** Problem **
Where does the string "Vermittlungskontors" occur in the records? Copy each line that holds it.
:: Source material ::
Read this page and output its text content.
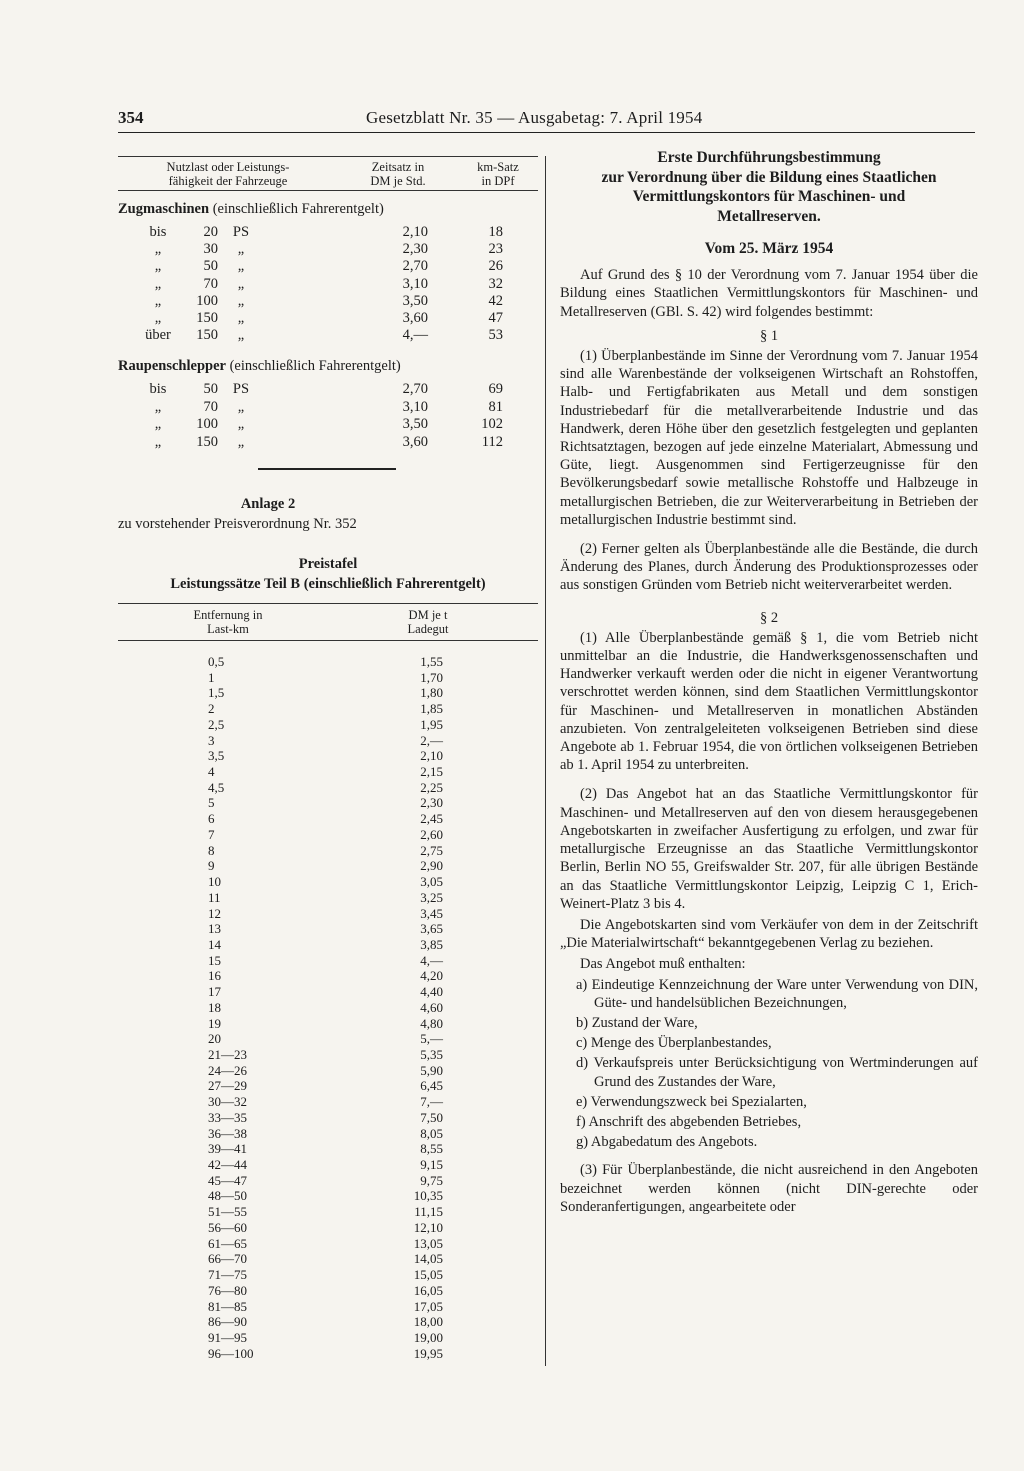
354	Gesetzblatt Nr. 35 — Ausgabetag: 7. April 1954
Nutzlast oder Leistungs-
fähigkeit der Fahrzeuge
Zeitsatz in
DM je Std.
km-Satz
in DPf
Zugmaschinen (einschließlich Fahrerentgelt)
bis	20	PS	2,10	18
„	30	„	2,30	23
„	50	„	2,70	26
„	70	„	3,10	32
„	100	„	3,50	42
„	150	„	3,60	47
über	150	„	4,—	53
Raupenschlepper (einschließlich Fahrerentgelt)
bis	50	PS	2,70	69
„	70	„	3,10	81
„	100	„	3,50	102
„	150	„	3,60	112
Anlage 2
zu vorstehender Preisverordnung Nr. 352
Preistafel
Leistungssätze Teil B (einschließlich Fahrerentgelt)
Entfernung in
Last-km
DM je t
Ladegut
0,5	1,55
1	1,70
1,5	1,80
2	1,85
2,5	1,95
3	2,—
3,5	2,10
4	2,15
4,5	2,25
5	2,30
6	2,45
7	2,60
8	2,75
9	2,90
10	3,05
11	3,25
12	3,45
13	3,65
14	3,85
15	4,—
16	4,20
17	4,40
18	4,60
19	4,80
20	5,—
21—23	5,35
24—26	5,90
27—29	6,45
30—32	7,—
33—35	7,50
36—38	8,05
39—41	8,55
42—44	9,15
45—47	9,75
48—50	10,35
51—55	11,15
56—60	12,10
61—65	13,05
66—70	14,05
71—75	15,05
76—80	16,05
81—85	17,05
86—90	18,00
91—95	19,00
96—100	19,95
Erste Durchführungsbestimmung
zur Verordnung über die Bildung eines Staatlichen
Vermittlungskontors für Maschinen- und
Metallreserven.

Vom 25. März 1954

Auf Grund des § 10 der Verordnung vom 7. Januar 1954 über die Bildung eines Staatlichen Vermittlungskontors für Maschinen- und Metallreserven (GBl. S. 42) wird folgendes bestimmt:

§ 1

(1) Überplanbestände im Sinne der Verordnung vom 7. Januar 1954 sind alle Warenbestände der volkseigenen Wirtschaft an Rohstoffen, Halb- und Fertigfabrikaten aus Metall und dem sonstigen Industriebedarf für die metallverarbeitende Industrie und das Handwerk, deren Höhe über den gesetzlich festgelegten und geplanten Richtsatztagen, bezogen auf jede einzelne Materialart, Abmessung und Güte, liegt. Ausgenommen sind Fertigerzeugnisse für den Bevölkerungsbedarf sowie metallische Rohstoffe und Halbzeuge in metallurgischen Betrieben, die zur Weiterverarbeitung in Betrieben der metallurgischen Industrie bestimmt sind.

(2) Ferner gelten als Überplanbestände alle die Bestände, die durch Änderung des Planes, durch Änderung des Produktionsprozesses oder aus sonstigen Gründen vom Betrieb nicht weiterverarbeitet werden.

§ 2

(1) Alle Überplanbestände gemäß § 1, die vom Betrieb nicht unmittelbar an die Industrie, die Handwerksgenossenschaften und Handwerker verkauft werden oder die nicht in eigener Verantwortung verschrottet werden können, sind dem Staatlichen Vermittlungskontor für Maschinen- und Metallreserven in monatlichen Abständen anzubieten. Von zentralgeleiteten volkseigenen Betrieben sind diese Angebote ab 1. Februar 1954, die von örtlichen volkseigenen Betrieben ab 1. April 1954 zu unterbreiten.

(2) Das Angebot hat an das Staatliche Vermittlungskontor für Maschinen- und Metallreserven auf den von diesem herausgegebenen Angebotskarten in zweifacher Ausfertigung zu erfolgen, und zwar für metallurgische Erzeugnisse an das Staatliche Vermittlungskontor Berlin, Berlin NO 55, Greifswalder Str. 207, für alle übrigen Bestände an das Staatliche Vermittlungskontor Leipzig, Leipzig C 1, Erich-Weinert-Platz 3 bis 4.

Die Angebotskarten sind vom Verkäufer von dem in der Zeitschrift „Die Materialwirtschaft“ bekanntgegebenen Verlag zu beziehen.

Das Angebot muß enthalten:

a) Eindeutige Kennzeichnung der Ware unter Verwendung von DIN, Güte- und handelsüblichen Bezeichnungen,

b) Zustand der Ware,

c) Menge des Überplanbestandes,

d) Verkaufspreis unter Berücksichtigung von Wertminderungen auf Grund des Zustandes der Ware,

e) Verwendungszweck bei Spezialarten,

f) Anschrift des abgebenden Betriebes,

g) Abgabedatum des Angebots.

(3) Für Überplanbestände, die nicht ausreichend in den Angeboten bezeichnet werden können (nicht DIN-gerechte oder Sonderanfertigungen, angearbeitete oder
:::
** Answer below **
Vermittlungskontors für Maschinen- und
Auf Grund des § 10 der Verordnung vom 7. Januar 1954 über die Bildung eines Staatlichen Vermittlungskontors für Maschinen- und Metallreserven (GBl. S. 42) wird folgendes bestimmt:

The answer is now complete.